BEGIN Input records

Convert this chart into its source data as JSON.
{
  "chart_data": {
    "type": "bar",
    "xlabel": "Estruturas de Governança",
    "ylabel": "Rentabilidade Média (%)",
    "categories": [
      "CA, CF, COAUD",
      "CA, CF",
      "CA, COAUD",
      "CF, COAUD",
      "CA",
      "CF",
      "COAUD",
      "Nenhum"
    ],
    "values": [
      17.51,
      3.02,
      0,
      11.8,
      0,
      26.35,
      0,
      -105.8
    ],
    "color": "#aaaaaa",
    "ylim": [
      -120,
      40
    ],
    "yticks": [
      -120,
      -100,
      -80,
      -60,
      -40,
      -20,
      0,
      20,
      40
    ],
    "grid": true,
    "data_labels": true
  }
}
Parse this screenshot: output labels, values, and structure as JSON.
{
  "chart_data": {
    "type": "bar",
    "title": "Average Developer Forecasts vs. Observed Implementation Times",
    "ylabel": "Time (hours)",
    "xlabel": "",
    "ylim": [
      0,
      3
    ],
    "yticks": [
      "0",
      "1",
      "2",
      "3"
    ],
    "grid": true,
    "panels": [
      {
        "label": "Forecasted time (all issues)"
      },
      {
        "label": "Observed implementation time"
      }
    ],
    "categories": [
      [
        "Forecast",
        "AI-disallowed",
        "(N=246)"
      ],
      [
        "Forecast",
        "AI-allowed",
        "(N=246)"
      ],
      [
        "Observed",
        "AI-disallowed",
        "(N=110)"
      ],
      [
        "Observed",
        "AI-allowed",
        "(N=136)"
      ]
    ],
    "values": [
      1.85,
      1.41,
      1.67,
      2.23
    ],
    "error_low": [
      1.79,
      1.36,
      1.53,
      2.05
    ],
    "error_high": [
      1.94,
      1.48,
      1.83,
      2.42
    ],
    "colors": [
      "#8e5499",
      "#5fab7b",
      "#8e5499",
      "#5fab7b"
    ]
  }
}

END Input records

Written request: Every line above should be printed again exactly as it stands.

Solution:
Convert this chart into its source data as JSON.
{
  "chart_data": {
    "type": "bar",
    "xlabel": "Estruturas de Governança",
    "ylabel": "Rentabilidade Média (%)",
    "categories": [
      "CA, CF, COAUD",
      "CA, CF",
      "CA, COAUD",
      "CF, COAUD",
      "CA",
      "CF",
      "COAUD",
      "Nenhum"
    ],
    "values": [
      17.51,
      3.02,
      0,
      11.8,
      0,
      26.35,
      0,
      -105.8
    ],
    "color": "#aaaaaa",
    "ylim": [
      -120,
      40
    ],
    "yticks": [
      -120,
      -100,
      -80,
      -60,
      -40,
      -20,
      0,
      20,
      40
    ],
    "grid": true,
    "data_labels": true
  }
}
Parse this screenshot: output labels, values, and structure as JSON.
{
  "chart_data": {
    "type": "bar",
    "title": "Average Developer Forecasts vs. Observed Implementation Times",
    "ylabel": "Time (hours)",
    "xlabel": "",
    "ylim": [
      0,
      3
    ],
    "yticks": [
      "0",
      "1",
      "2",
      "3"
    ],
    "grid": true,
    "panels": [
      {
        "label": "Forecasted time (all issues)"
      },
      {
        "label": "Observed implementation time"
      }
    ],
    "categories": [
      [
        "Forecast",
        "AI-disallowed",
        "(N=246)"
      ],
      [
        "Forecast",
        "AI-allowed",
        "(N=246)"
      ],
      [
        "Observed",
        "AI-disallowed",
        "(N=110)"
      ],
      [
        "Observed",
        "AI-allowed",
        "(N=136)"
      ]
    ],
    "values": [
      1.85,
      1.41,
      1.67,
      2.23
    ],
    "error_low": [
      1.79,
      1.36,
      1.53,
      2.05
    ],
    "error_high": [
      1.94,
      1.48,
      1.83,
      2.42
    ],
    "colors": [
      "#8e5499",
      "#5fab7b",
      "#8e5499",
      "#5fab7b"
    ]
  }
}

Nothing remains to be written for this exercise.